>> start THE RECORDS

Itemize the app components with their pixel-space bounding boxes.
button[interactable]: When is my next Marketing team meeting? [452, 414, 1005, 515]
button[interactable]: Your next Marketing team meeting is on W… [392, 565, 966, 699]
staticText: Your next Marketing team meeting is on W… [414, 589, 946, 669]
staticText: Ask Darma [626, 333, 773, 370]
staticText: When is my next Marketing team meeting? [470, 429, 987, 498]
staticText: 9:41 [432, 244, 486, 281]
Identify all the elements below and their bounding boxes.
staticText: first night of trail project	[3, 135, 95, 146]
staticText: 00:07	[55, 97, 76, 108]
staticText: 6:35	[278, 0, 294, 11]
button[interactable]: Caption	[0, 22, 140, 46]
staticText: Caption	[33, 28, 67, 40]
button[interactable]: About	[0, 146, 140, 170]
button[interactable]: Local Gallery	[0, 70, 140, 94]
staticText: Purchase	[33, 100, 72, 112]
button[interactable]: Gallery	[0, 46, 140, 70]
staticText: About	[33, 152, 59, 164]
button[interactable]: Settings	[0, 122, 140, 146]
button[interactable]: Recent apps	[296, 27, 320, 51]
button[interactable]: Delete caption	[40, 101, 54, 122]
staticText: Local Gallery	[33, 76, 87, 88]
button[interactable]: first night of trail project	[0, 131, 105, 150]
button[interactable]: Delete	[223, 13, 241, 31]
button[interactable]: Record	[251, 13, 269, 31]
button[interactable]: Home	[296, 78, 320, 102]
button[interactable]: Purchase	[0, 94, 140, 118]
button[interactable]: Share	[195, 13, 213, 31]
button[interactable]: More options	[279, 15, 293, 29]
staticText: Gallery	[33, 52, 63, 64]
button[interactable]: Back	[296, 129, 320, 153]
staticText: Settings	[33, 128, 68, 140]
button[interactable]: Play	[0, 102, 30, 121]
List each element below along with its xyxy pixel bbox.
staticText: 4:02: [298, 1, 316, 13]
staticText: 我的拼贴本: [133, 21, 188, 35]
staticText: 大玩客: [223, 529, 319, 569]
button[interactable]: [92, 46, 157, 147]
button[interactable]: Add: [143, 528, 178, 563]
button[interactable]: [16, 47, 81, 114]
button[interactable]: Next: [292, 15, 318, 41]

>> end THE RECORDS

TASK GOAL:
Copy out the records from the very start through the line that contains "13, 213, 31]", keeping every character as it stands.

EXERCISE ANSWER:
Itemize the app components with their pixel-space bounding boxes.
button[interactable]: When is my next Marketing team meeting? [452, 414, 1005, 515]
button[interactable]: Your next Marketing team meeting is on W… [392, 565, 966, 699]
staticText: Your next Marketing team meeting is on W… [414, 589, 946, 669]
staticText: Ask Darma [626, 333, 773, 370]
staticText: When is my next Marketing team meeting? [470, 429, 987, 498]
staticText: 9:41 [432, 244, 486, 281]
Identify all the elements below and their bounding boxes.
staticText: first night of trail project	[3, 135, 95, 146]
staticText: 00:07	[55, 97, 76, 108]
staticText: 6:35	[278, 0, 294, 11]
button[interactable]: Caption	[0, 22, 140, 46]
staticText: Caption	[33, 28, 67, 40]
button[interactable]: About	[0, 146, 140, 170]
button[interactable]: Local Gallery	[0, 70, 140, 94]
staticText: Purchase	[33, 100, 72, 112]
button[interactable]: Gallery	[0, 46, 140, 70]
staticText: About	[33, 152, 59, 164]
button[interactable]: Settings	[0, 122, 140, 146]
button[interactable]: Recent apps	[296, 27, 320, 51]
button[interactable]: Delete caption	[40, 101, 54, 122]
staticText: Local Gallery	[33, 76, 87, 88]
button[interactable]: first night of trail project	[0, 131, 105, 150]
button[interactable]: Delete	[223, 13, 241, 31]
button[interactable]: Record	[251, 13, 269, 31]
button[interactable]: Home	[296, 78, 320, 102]
button[interactable]: Purchase	[0, 94, 140, 118]
button[interactable]: Share	[195, 13, 213, 31]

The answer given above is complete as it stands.